## START Data provided
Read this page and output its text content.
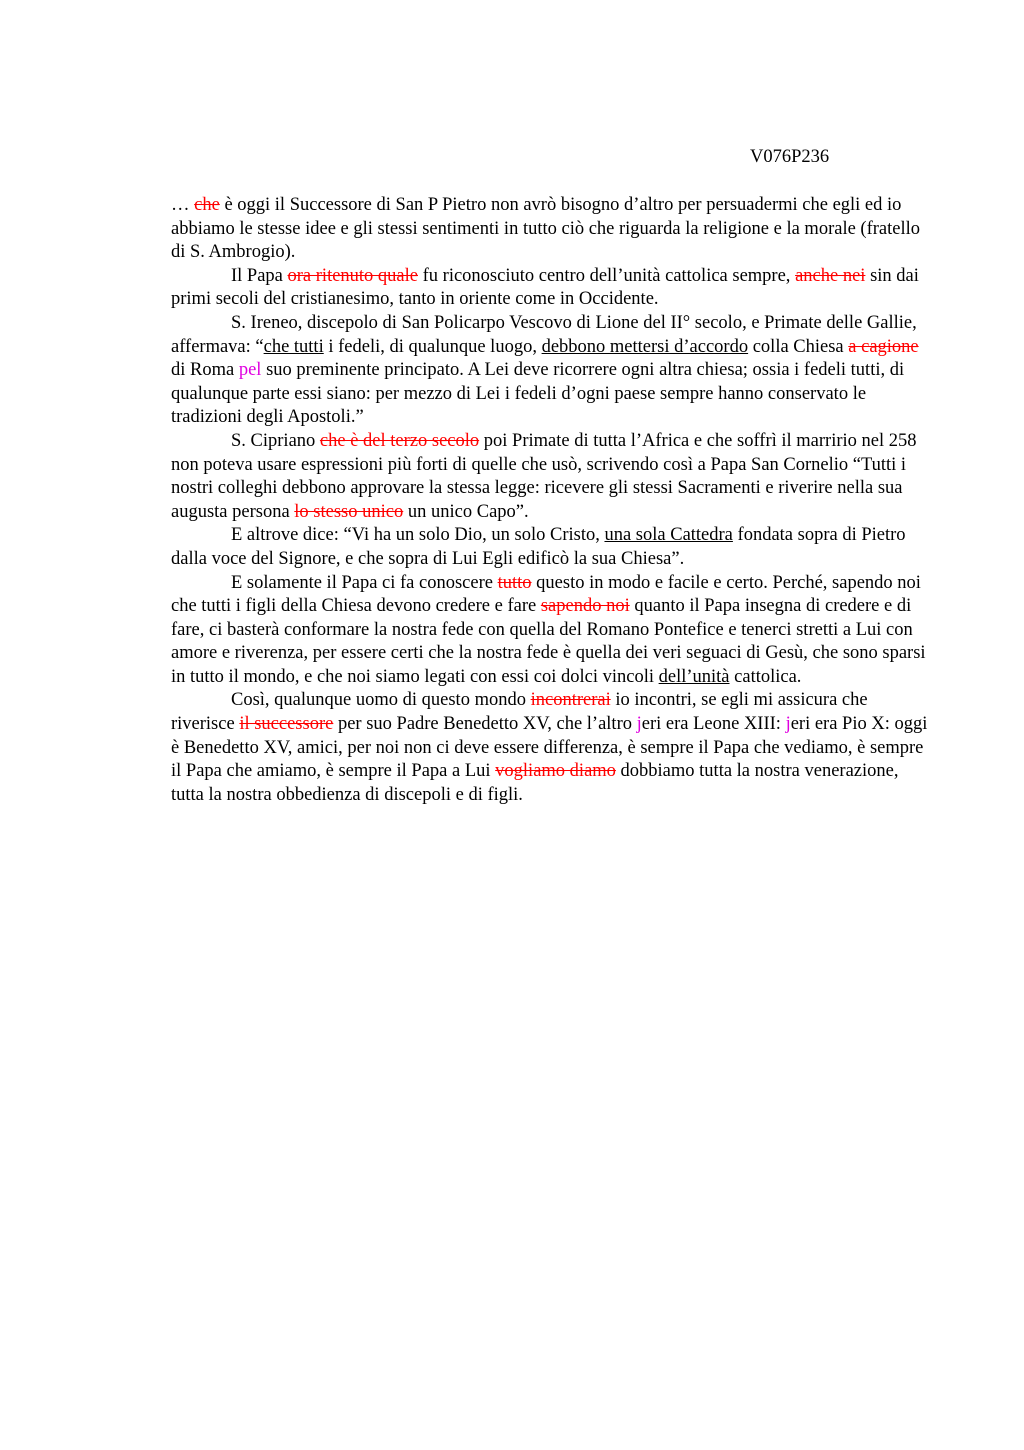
V076P236

… che è oggi il Successore di San P Pietro non avrò bisogno d’altro per persuadermi che egli ed io abbiamo le stesse idee e gli stessi sentimenti in tutto ciò che riguarda la religione e la morale (fratello di S. Ambrogio).

Il Papa ora ritenuto quale fu riconosciuto centro dell’unità cattolica sempre, anche nei sin dai primi secoli del cristianesimo, tanto in oriente come in Occidente.

S. Ireneo, discepolo di San Policarpo Vescovo di Lione del II° secolo, e Primate delle Gallie, affermava: “che tutti i fedeli, di qualunque luogo, debbono mettersi d’accordo colla Chiesa a cagione di Roma pel suo preminente principato. A Lei deve ricorrere ogni altra chiesa; ossia i fedeli tutti, di qualunque parte essi siano: per mezzo di Lei i fedeli d’ogni paese sempre hanno conservato le tradizioni degli Apostoli.”

S. Cipriano che è del terzo secolo poi Primate di tutta l’Africa e che soffrì il marririo nel 258 non poteva usare espressioni più forti di quelle che usò, scrivendo così a Papa San Cornelio “Tutti i nostri colleghi debbono approvare la stessa legge: ricevere gli stessi Sacramenti e riverire nella sua augusta persona lo stesso unico un unico Capo”.

E altrove dice: “Vi ha un solo Dio, un solo Cristo, una sola Cattedra fondata sopra di Pietro dalla voce del Signore, e che sopra di Lui Egli edificò la sua Chiesa”.

E solamente il Papa ci fa conoscere tutto questo in modo e facile e certo. Perché, sapendo noi che tutti i figli della Chiesa devono credere e fare sapendo noi quanto il Papa insegna di credere e di fare, ci basterà conformare la nostra fede con quella del Romano Pontefice e tenerci stretti a Lui con amore e riverenza, per essere certi che la nostra fede è quella dei veri seguaci di Gesù, che sono sparsi in tutto il mondo, e che noi siamo legati con essi coi dolci vincoli dell’unità cattolica.

Così, qualunque uomo di questo mondo incontrerai io incontri, se egli mi assicura che riverisce il successore per suo Padre Benedetto XV, che l’altro jeri era Leone XIII: jeri era Pio X: oggi è Benedetto XV, amici, per noi non ci deve essere differenza, è sempre il Papa che vediamo, è sempre il Papa che amiamo, è sempre il Papa a Lui vogliamo diamo dobbiamo tutta la nostra venerazione, tutta la nostra obbedienza di discepoli e di figli.
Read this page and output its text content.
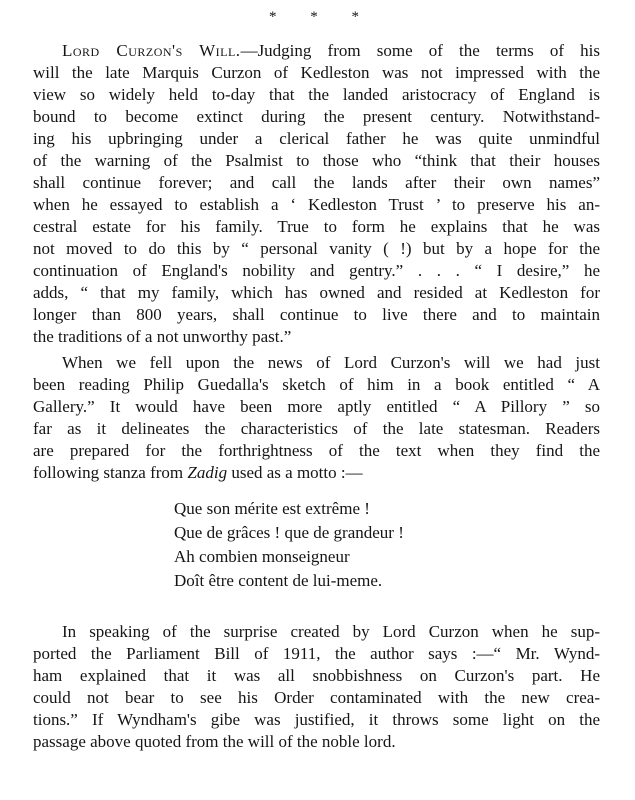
* * *
Lord Curzon's Will.—Judging from some of the terms of his
will the late Marquis Curzon of Kedleston was not impressed with the
view so widely held to-day that the landed aristocracy of England is
bound to become extinct during the present century. Notwithstand-
ing his upbringing under a clerical father he was quite unmindful
of the warning of the Psalmist to those who “think that their houses
shall continue forever; and call the lands after their own names”
when he essayed to establish a ‘ Kedleston Trust ’ to preserve his an-
cestral estate for his family. True to form he explains that he was
not moved to do this by “ personal vanity ( !) but by a hope for the
continuation of England's nobility and gentry.” . . . “ I desire,” he
adds, “ that my family, which has owned and resided at Kedleston for
longer than 800 years, shall continue to live there and to maintain
the traditions of a not unworthy past.”
When we fell upon the news of Lord Curzon's will we had just
been reading Philip Guedalla's sketch of him in a book entitled “ A
Gallery.” It would have been more aptly entitled “ A Pillory ” so
far as it delineates the characteristics of the late statesman. Readers
are prepared for the forthrightness of the text when they find the
following stanza from Zadig used as a motto :—
Que son mérite est extrême !
Que de grâces ! que de grandeur !
Ah combien monseigneur
Doît être content de lui-meme.
In speaking of the surprise created by Lord Curzon when he sup-
ported the Parliament Bill of 1911, the author says :—“ Mr. Wynd-
ham explained that it was all snobbishness on Curzon's part. He
could not bear to see his Order contaminated with the new crea-
tions.” If Wyndham's gibe was justified, it throws some light on the
passage above quoted from the will of the noble lord.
## END Data provided
» Problem details
Ascertain the number of lines in the entries that include the word "Curzon", and report only that number.

» Answer to the exercise
5